— BEGIN Task material —

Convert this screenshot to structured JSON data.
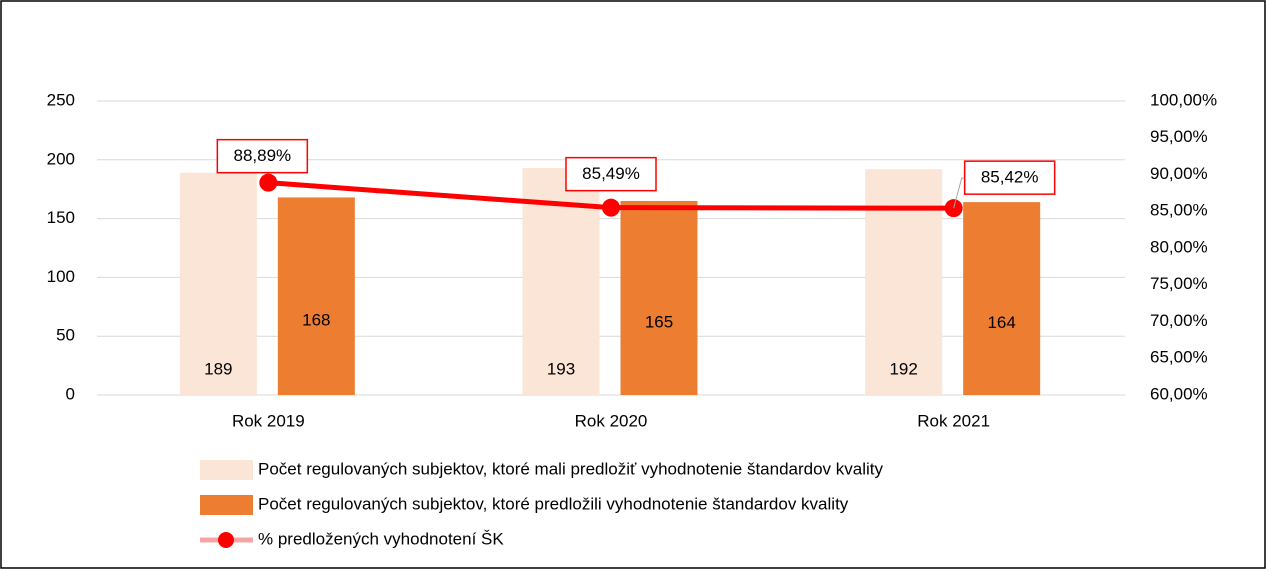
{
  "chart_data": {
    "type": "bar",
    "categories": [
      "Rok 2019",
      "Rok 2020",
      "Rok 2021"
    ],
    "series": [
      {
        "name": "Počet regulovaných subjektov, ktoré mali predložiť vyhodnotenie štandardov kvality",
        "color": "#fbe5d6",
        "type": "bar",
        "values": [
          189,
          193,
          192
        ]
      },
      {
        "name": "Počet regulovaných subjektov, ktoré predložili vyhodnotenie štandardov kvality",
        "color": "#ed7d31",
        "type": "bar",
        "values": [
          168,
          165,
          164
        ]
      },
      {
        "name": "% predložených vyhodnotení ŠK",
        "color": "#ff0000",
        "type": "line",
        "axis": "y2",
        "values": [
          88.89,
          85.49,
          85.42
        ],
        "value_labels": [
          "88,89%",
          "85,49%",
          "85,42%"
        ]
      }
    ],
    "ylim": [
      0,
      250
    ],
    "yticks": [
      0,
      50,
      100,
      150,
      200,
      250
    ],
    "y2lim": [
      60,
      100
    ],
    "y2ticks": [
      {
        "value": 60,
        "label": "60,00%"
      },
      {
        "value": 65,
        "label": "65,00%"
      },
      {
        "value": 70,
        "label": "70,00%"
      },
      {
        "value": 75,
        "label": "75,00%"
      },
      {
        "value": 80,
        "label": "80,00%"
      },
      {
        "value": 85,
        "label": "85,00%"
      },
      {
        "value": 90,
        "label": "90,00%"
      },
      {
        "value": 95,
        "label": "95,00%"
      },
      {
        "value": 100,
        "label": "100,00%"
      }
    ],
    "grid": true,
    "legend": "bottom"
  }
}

— END Task material —

Exercise task – Retype each record exactly as it stands, but do not include the pictures.

Response to this task –
Convert this screenshot to structured JSON data.
{
  "chart_data": {
    "type": "bar",
    "categories": [
      "Rok 2019",
      "Rok 2020",
      "Rok 2021"
    ],
    "series": [
      {
        "name": "Počet regulovaných subjektov, ktoré mali predložiť vyhodnotenie štandardov kvality",
        "color": "#fbe5d6",
        "type": "bar",
        "values": [
          189,
          193,
          192
        ]
      },
      {
        "name": "Počet regulovaných subjektov, ktoré predložili vyhodnotenie štandardov kvality",
        "color": "#ed7d31",
        "type": "bar",
        "values": [
          168,
          165,
          164
        ]
      },
      {
        "name": "% predložených vyhodnotení ŠK",
        "color": "#ff0000",
        "type": "line",
        "axis": "y2",
        "values": [
          88.89,
          85.49,
          85.42
        ],
        "value_labels": [
          "88,89%",
          "85,49%",
          "85,42%"
        ]
      }
    ],
    "ylim": [
      0,
      250
    ],
    "yticks": [
      0,
      50,
      100,
      150,
      200,
      250
    ],
    "y2lim": [
      60,
      100
    ],
    "y2ticks": [
      {
        "value": 60,
        "label": "60,00%"
      },
      {
        "value": 65,
        "label": "65,00%"
      },
      {
        "value": 70,
        "label": "70,00%"
      },
      {
        "value": 75,
        "label": "75,00%"
      },
      {
        "value": 80,
        "label": "80,00%"
      },
      {
        "value": 85,
        "label": "85,00%"
      },
      {
        "value": 90,
        "label": "90,00%"
      },
      {
        "value": 95,
        "label": "95,00%"
      },
      {
        "value": 100,
        "label": "100,00%"
      }
    ],
    "grid": true,
    "legend": "bottom"
  }
}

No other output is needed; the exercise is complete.